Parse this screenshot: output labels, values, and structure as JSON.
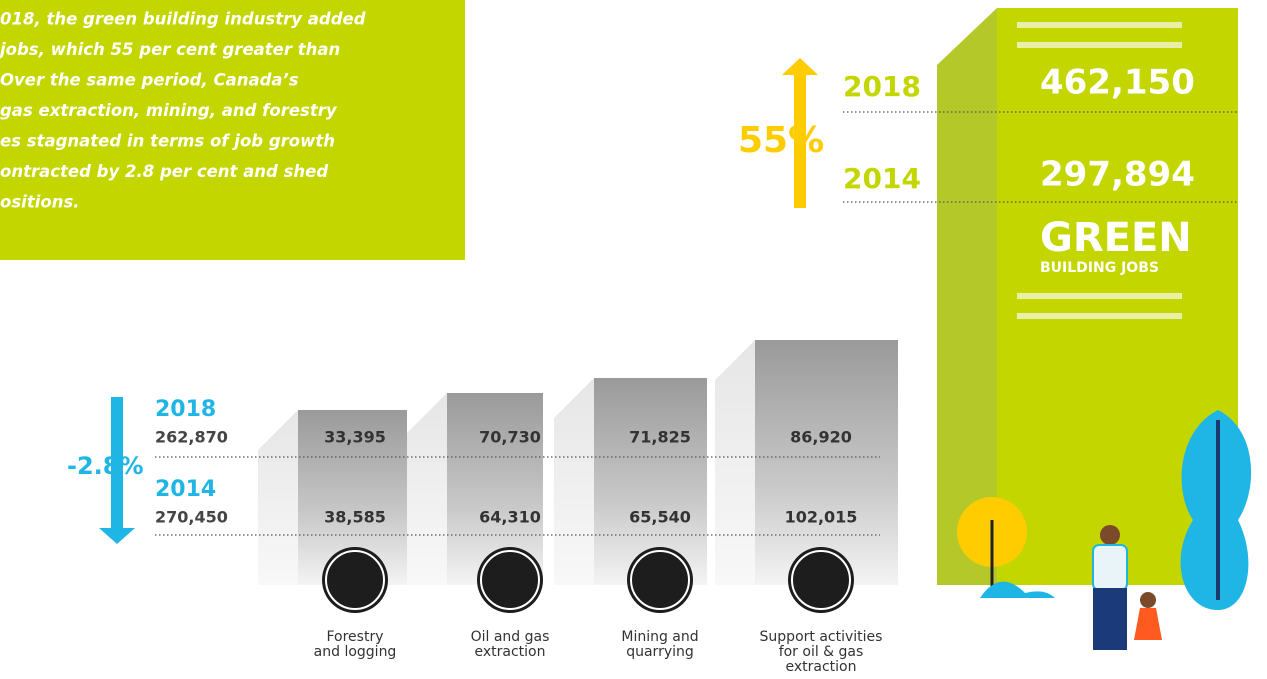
{
  "intro": {
    "lines": [
      "018, the green building industry added",
      " jobs, which 55 per cent greater than",
      " Over the same period, Canada’s",
      "gas extraction, mining, and forestry",
      "es stagnated in terms of job growth",
      "ontracted by 2.8 per cent and shed",
      "ositions."
    ]
  },
  "green": {
    "percent": "55%",
    "rows": [
      {
        "year": "2018",
        "value": "462,150"
      },
      {
        "year": "2014",
        "value": "297,894"
      }
    ],
    "title": "GREEN",
    "subtitle": "BUILDING JOBS"
  },
  "resource": {
    "percent": "-2.8%",
    "rows": [
      {
        "year": "2018",
        "total": "262,870"
      },
      {
        "year": "2014",
        "total": "270,450"
      }
    ],
    "sectors": [
      {
        "name": [
          "Forestry",
          "and logging"
        ],
        "values": [
          "33,395",
          "38,585"
        ]
      },
      {
        "name": [
          "Oil and gas",
          "extraction"
        ],
        "values": [
          "70,730",
          "64,310"
        ]
      },
      {
        "name": [
          "Mining and",
          "quarrying"
        ],
        "values": [
          "71,825",
          "65,540"
        ]
      },
      {
        "name": [
          "Support activities",
          "for oil & gas",
          "extraction"
        ],
        "values": [
          "86,920",
          "102,015"
        ]
      }
    ]
  }
}
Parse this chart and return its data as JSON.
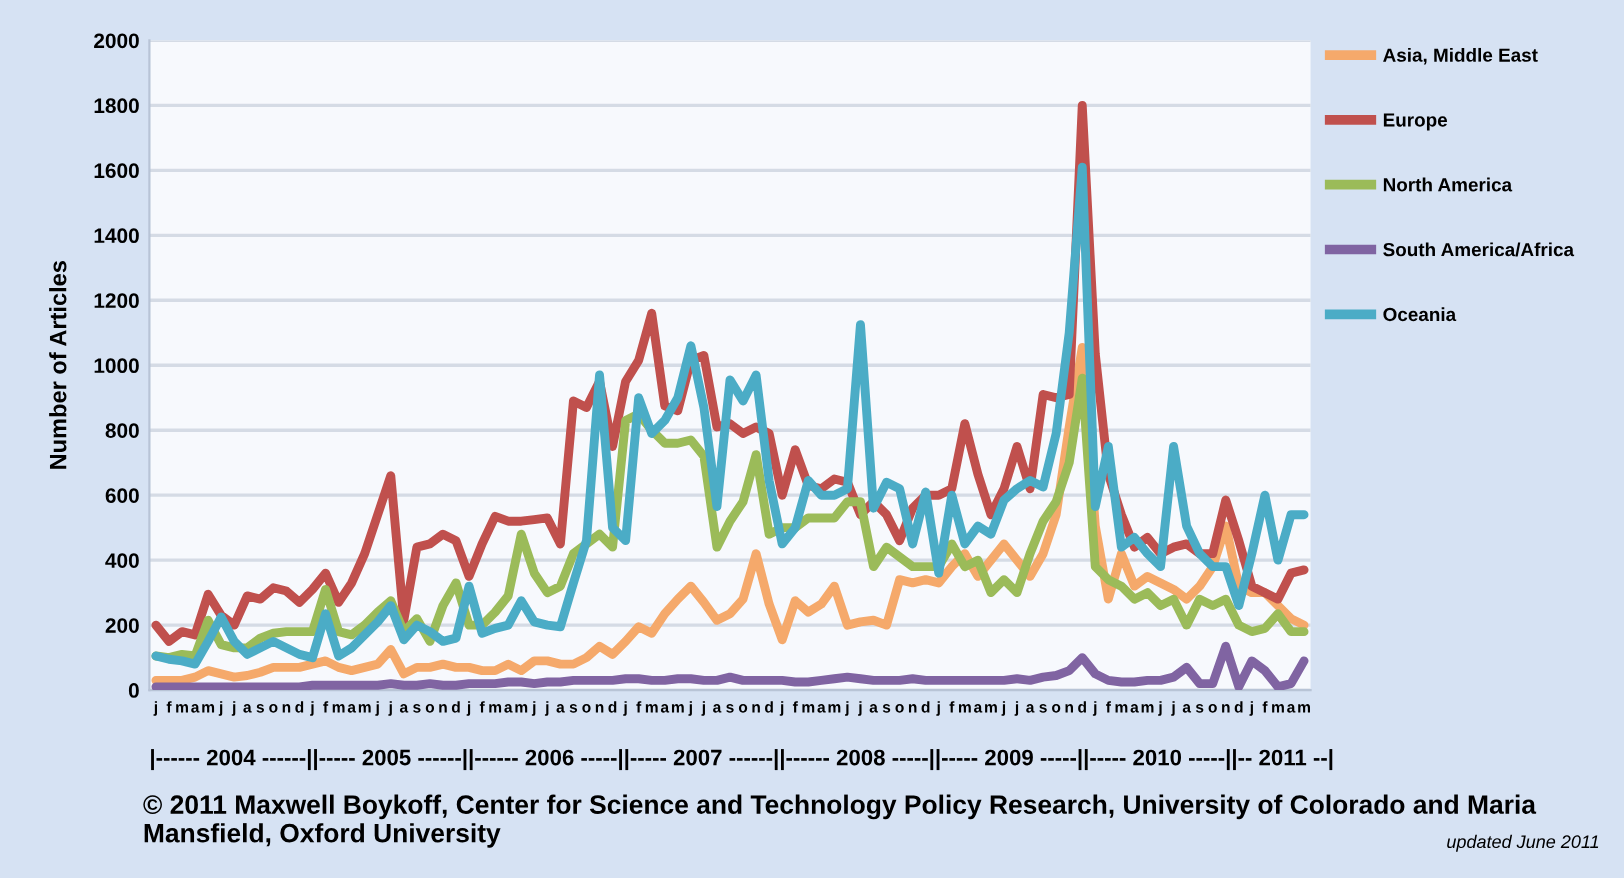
{
  "chart_data": {
    "type": "line",
    "ylabel": "Number of Articles",
    "xlabel": "|------ 2004 ------||----- 2005 ------||------ 2006 -----||----- 2007 ------||------ 2008 -----||----- 2009 -----||----- 2010 -----||-- 2011 --|",
    "categories": [
      "j",
      "f",
      "m",
      "a",
      "m",
      "j",
      "j",
      "a",
      "s",
      "o",
      "n",
      "d",
      "j",
      "f",
      "m",
      "a",
      "m",
      "j",
      "j",
      "a",
      "s",
      "o",
      "n",
      "d",
      "j",
      "f",
      "m",
      "a",
      "m",
      "j",
      "j",
      "a",
      "s",
      "o",
      "n",
      "d",
      "j",
      "f",
      "m",
      "a",
      "m",
      "j",
      "j",
      "a",
      "s",
      "o",
      "n",
      "d",
      "j",
      "f",
      "m",
      "a",
      "m",
      "j",
      "j",
      "a",
      "s",
      "o",
      "n",
      "d",
      "j",
      "f",
      "m",
      "a",
      "m",
      "j",
      "j",
      "a",
      "s",
      "o",
      "n",
      "d",
      "j",
      "f",
      "m",
      "a",
      "m",
      "j",
      "j",
      "a",
      "s",
      "o",
      "n",
      "d",
      "j",
      "f",
      "m",
      "a",
      "m"
    ],
    "series": [
      {
        "name": "Asia, Middle East",
        "color": "#f5a96b",
        "values": [
          30,
          30,
          30,
          40,
          60,
          50,
          40,
          45,
          55,
          70,
          70,
          70,
          80,
          90,
          70,
          60,
          70,
          80,
          125,
          50,
          70,
          70,
          80,
          70,
          70,
          60,
          60,
          80,
          60,
          90,
          90,
          80,
          80,
          100,
          135,
          110,
          150,
          195,
          175,
          235,
          280,
          320,
          270,
          215,
          235,
          280,
          420,
          265,
          155,
          275,
          240,
          265,
          320,
          200,
          210,
          215,
          200,
          340,
          330,
          340,
          330,
          380,
          420,
          350,
          400,
          450,
          400,
          350,
          420,
          540,
          810,
          1055,
          505,
          280,
          420,
          320,
          350,
          330,
          310,
          280,
          320,
          380,
          505,
          320,
          300,
          300,
          260,
          220,
          200
        ]
      },
      {
        "name": "Europe",
        "color": "#c0504d",
        "values": [
          200,
          150,
          180,
          170,
          295,
          230,
          200,
          290,
          280,
          315,
          305,
          270,
          310,
          360,
          270,
          330,
          420,
          540,
          660,
          215,
          440,
          450,
          480,
          460,
          350,
          450,
          535,
          520,
          520,
          525,
          530,
          450,
          890,
          870,
          950,
          750,
          950,
          1015,
          1160,
          875,
          860,
          1015,
          1030,
          810,
          820,
          790,
          810,
          790,
          600,
          740,
          630,
          620,
          650,
          640,
          540,
          580,
          540,
          460,
          560,
          600,
          600,
          620,
          820,
          665,
          540,
          620,
          750,
          620,
          910,
          900,
          910,
          1800,
          1035,
          665,
          540,
          440,
          470,
          420,
          440,
          450,
          420,
          420,
          585,
          460,
          320,
          300,
          280,
          360,
          370
        ]
      },
      {
        "name": "North America",
        "color": "#9bbb59",
        "values": [
          105,
          100,
          110,
          105,
          215,
          140,
          130,
          130,
          160,
          175,
          180,
          180,
          180,
          310,
          180,
          170,
          200,
          240,
          275,
          180,
          220,
          150,
          260,
          330,
          200,
          200,
          240,
          290,
          480,
          360,
          300,
          320,
          420,
          450,
          480,
          440,
          830,
          850,
          800,
          760,
          760,
          770,
          720,
          440,
          520,
          580,
          725,
          480,
          500,
          500,
          530,
          530,
          530,
          580,
          580,
          380,
          440,
          410,
          380,
          380,
          380,
          450,
          380,
          400,
          300,
          340,
          300,
          420,
          520,
          580,
          700,
          960,
          380,
          340,
          320,
          280,
          300,
          260,
          280,
          200,
          280,
          260,
          280,
          200,
          180,
          190,
          235,
          180,
          180
        ]
      },
      {
        "name": "South America/Africa",
        "color": "#8064a2",
        "values": [
          10,
          10,
          10,
          10,
          10,
          10,
          10,
          10,
          10,
          10,
          10,
          10,
          15,
          15,
          15,
          15,
          15,
          15,
          20,
          15,
          15,
          20,
          15,
          15,
          20,
          20,
          20,
          25,
          25,
          20,
          25,
          25,
          30,
          30,
          30,
          30,
          35,
          35,
          30,
          30,
          35,
          35,
          30,
          30,
          40,
          30,
          30,
          30,
          30,
          25,
          25,
          30,
          35,
          40,
          35,
          30,
          30,
          30,
          35,
          30,
          30,
          30,
          30,
          30,
          30,
          30,
          35,
          30,
          40,
          45,
          60,
          100,
          50,
          30,
          25,
          25,
          30,
          30,
          40,
          70,
          20,
          20,
          135,
          10,
          90,
          60,
          10,
          20,
          90
        ]
      },
      {
        "name": "Oceania",
        "color": "#4bacc6",
        "values": [
          105,
          95,
          90,
          80,
          150,
          225,
          150,
          110,
          130,
          150,
          130,
          110,
          100,
          235,
          105,
          130,
          170,
          210,
          260,
          155,
          200,
          180,
          150,
          160,
          320,
          175,
          190,
          200,
          275,
          210,
          200,
          195,
          330,
          460,
          970,
          500,
          460,
          900,
          790,
          830,
          900,
          1060,
          870,
          565,
          955,
          890,
          970,
          645,
          450,
          500,
          645,
          600,
          600,
          620,
          1125,
          560,
          640,
          620,
          450,
          610,
          360,
          600,
          450,
          505,
          480,
          585,
          620,
          645,
          625,
          790,
          1100,
          1610,
          565,
          750,
          440,
          470,
          420,
          380,
          750,
          505,
          420,
          380,
          380,
          260,
          420,
          600,
          400,
          540,
          540
        ]
      }
    ],
    "ylim": [
      0,
      2000
    ],
    "yticks": [
      0,
      200,
      400,
      600,
      800,
      1000,
      1200,
      1400,
      1600,
      1800,
      2000
    ],
    "grid": "y",
    "legend": "right",
    "marker": "none",
    "line_style": "solid",
    "annotations": [
      "© 2011 Maxwell Boykoff, Center for Science and Technology Policy Research, University of Colorado and Maria Mansfield, Oxford University",
      "updated June 2011"
    ]
  }
}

---------------

• **SET TASK**
Copy the data exactly. Any picture it contains is to be omitted.

• **OUTPUT OF THE EXERCISE**
Parse this screenshot: output labels, values, and structure as JSON.
{
  "intro": {
    "lines": [
      "018, the green building industry added",
      " jobs, which 55 per cent greater than",
      " Over the same period, Canada’s",
      "gas extraction, mining, and forestry",
      "es stagnated in terms of job growth",
      "ontracted by 2.8 per cent and shed",
      "ositions."
    ]
  },
  "green": {
    "percent": "55%",
    "rows": [
      {
        "year": "2018",
        "value": "462,150"
      },
      {
        "year": "2014",
        "value": "297,894"
      }
    ],
    "title": "GREEN",
    "subtitle": "BUILDING JOBS"
  },
  "resource": {
    "percent": "-2.8%",
    "rows": [
      {
        "year": "2018",
        "total": "262,870"
      },
      {
        "year": "2014",
        "total": "270,450"
      }
    ],
    "sectors": [
      {
        "name": [
          "Forestry",
          "and logging"
        ],
        "values": [
          "33,395",
          "38,585"
        ]
      },
      {
        "name": [
          "Oil and gas",
          "extraction"
        ],
        "values": [
          "70,730",
          "64,310"
        ]
      },
      {
        "name": [
          "Mining and",
          "quarrying"
        ],
        "values": [
          "71,825",
          "65,540"
        ]
      },
      {
        "name": [
          "Support activities",
          "for oil & gas",
          "extraction"
        ],
        "values": [
          "86,920",
          "102,015"
        ]
      }
    ]
  }
}
Parse this chart and return its data as JSON.
{
  "chart_data": {
    "type": "line",
    "ylabel": "Number of Articles",
    "xlabel": "|------ 2004 ------||----- 2005 ------||------ 2006 -----||----- 2007 ------||------ 2008 -----||----- 2009 -----||----- 2010 -----||-- 2011 --|",
    "categories": [
      "j",
      "f",
      "m",
      "a",
      "m",
      "j",
      "j",
      "a",
      "s",
      "o",
      "n",
      "d",
      "j",
      "f",
      "m",
      "a",
      "m",
      "j",
      "j",
      "a",
      "s",
      "o",
      "n",
      "d",
      "j",
      "f",
      "m",
      "a",
      "m",
      "j",
      "j",
      "a",
      "s",
      "o",
      "n",
      "d",
      "j",
      "f",
      "m",
      "a",
      "m",
      "j",
      "j",
      "a",
      "s",
      "o",
      "n",
      "d",
      "j",
      "f",
      "m",
      "a",
      "m",
      "j",
      "j",
      "a",
      "s",
      "o",
      "n",
      "d",
      "j",
      "f",
      "m",
      "a",
      "m",
      "j",
      "j",
      "a",
      "s",
      "o",
      "n",
      "d",
      "j",
      "f",
      "m",
      "a",
      "m",
      "j",
      "j",
      "a",
      "s",
      "o",
      "n",
      "d",
      "j",
      "f",
      "m",
      "a",
      "m"
    ],
    "series": [
      {
        "name": "Asia, Middle East",
        "color": "#f5a96b",
        "values": [
          30,
          30,
          30,
          40,
          60,
          50,
          40,
          45,
          55,
          70,
          70,
          70,
          80,
          90,
          70,
          60,
          70,
          80,
          125,
          50,
          70,
          70,
          80,
          70,
          70,
          60,
          60,
          80,
          60,
          90,
          90,
          80,
          80,
          100,
          135,
          110,
          150,
          195,
          175,
          235,
          280,
          320,
          270,
          215,
          235,
          280,
          420,
          265,
          155,
          275,
          240,
          265,
          320,
          200,
          210,
          215,
          200,
          340,
          330,
          340,
          330,
          380,
          420,
          350,
          400,
          450,
          400,
          350,
          420,
          540,
          810,
          1055,
          505,
          280,
          420,
          320,
          350,
          330,
          310,
          280,
          320,
          380,
          505,
          320,
          300,
          300,
          260,
          220,
          200
        ]
      },
      {
        "name": "Europe",
        "color": "#c0504d",
        "values": [
          200,
          150,
          180,
          170,
          295,
          230,
          200,
          290,
          280,
          315,
          305,
          270,
          310,
          360,
          270,
          330,
          420,
          540,
          660,
          215,
          440,
          450,
          480,
          460,
          350,
          450,
          535,
          520,
          520,
          525,
          530,
          450,
          890,
          870,
          950,
          750,
          950,
          1015,
          1160,
          875,
          860,
          1015,
          1030,
          810,
          820,
          790,
          810,
          790,
          600,
          740,
          630,
          620,
          650,
          640,
          540,
          580,
          540,
          460,
          560,
          600,
          600,
          620,
          820,
          665,
          540,
          620,
          750,
          620,
          910,
          900,
          910,
          1800,
          1035,
          665,
          540,
          440,
          470,
          420,
          440,
          450,
          420,
          420,
          585,
          460,
          320,
          300,
          280,
          360,
          370
        ]
      },
      {
        "name": "North America",
        "color": "#9bbb59",
        "values": [
          105,
          100,
          110,
          105,
          215,
          140,
          130,
          130,
          160,
          175,
          180,
          180,
          180,
          310,
          180,
          170,
          200,
          240,
          275,
          180,
          220,
          150,
          260,
          330,
          200,
          200,
          240,
          290,
          480,
          360,
          300,
          320,
          420,
          450,
          480,
          440,
          830,
          850,
          800,
          760,
          760,
          770,
          720,
          440,
          520,
          580,
          725,
          480,
          500,
          500,
          530,
          530,
          530,
          580,
          580,
          380,
          440,
          410,
          380,
          380,
          380,
          450,
          380,
          400,
          300,
          340,
          300,
          420,
          520,
          580,
          700,
          960,
          380,
          340,
          320,
          280,
          300,
          260,
          280,
          200,
          280,
          260,
          280,
          200,
          180,
          190,
          235,
          180,
          180
        ]
      },
      {
        "name": "South America/Africa",
        "color": "#8064a2",
        "values": [
          10,
          10,
          10,
          10,
          10,
          10,
          10,
          10,
          10,
          10,
          10,
          10,
          15,
          15,
          15,
          15,
          15,
          15,
          20,
          15,
          15,
          20,
          15,
          15,
          20,
          20,
          20,
          25,
          25,
          20,
          25,
          25,
          30,
          30,
          30,
          30,
          35,
          35,
          30,
          30,
          35,
          35,
          30,
          30,
          40,
          30,
          30,
          30,
          30,
          25,
          25,
          30,
          35,
          40,
          35,
          30,
          30,
          30,
          35,
          30,
          30,
          30,
          30,
          30,
          30,
          30,
          35,
          30,
          40,
          45,
          60,
          100,
          50,
          30,
          25,
          25,
          30,
          30,
          40,
          70,
          20,
          20,
          135,
          10,
          90,
          60,
          10,
          20,
          90
        ]
      },
      {
        "name": "Oceania",
        "color": "#4bacc6",
        "values": [
          105,
          95,
          90,
          80,
          150,
          225,
          150,
          110,
          130,
          150,
          130,
          110,
          100,
          235,
          105,
          130,
          170,
          210,
          260,
          155,
          200,
          180,
          150,
          160,
          320,
          175,
          190,
          200,
          275,
          210,
          200,
          195,
          330,
          460,
          970,
          500,
          460,
          900,
          790,
          830,
          900,
          1060,
          870,
          565,
          955,
          890,
          970,
          645,
          450,
          500,
          645,
          600,
          600,
          620,
          1125,
          560,
          640,
          620,
          450,
          610,
          360,
          600,
          450,
          505,
          480,
          585,
          620,
          645,
          625,
          790,
          1100,
          1610,
          565,
          750,
          440,
          470,
          420,
          380,
          750,
          505,
          420,
          380,
          380,
          260,
          420,
          600,
          400,
          540,
          540
        ]
      }
    ],
    "ylim": [
      0,
      2000
    ],
    "yticks": [
      0,
      200,
      400,
      600,
      800,
      1000,
      1200,
      1400,
      1600,
      1800,
      2000
    ],
    "grid": "y",
    "legend": "right",
    "marker": "none",
    "line_style": "solid",
    "annotations": [
      "© 2011 Maxwell Boykoff, Center for Science and Technology Policy Research, University of Colorado and Maria Mansfield, Oxford University",
      "updated June 2011"
    ]
  }
}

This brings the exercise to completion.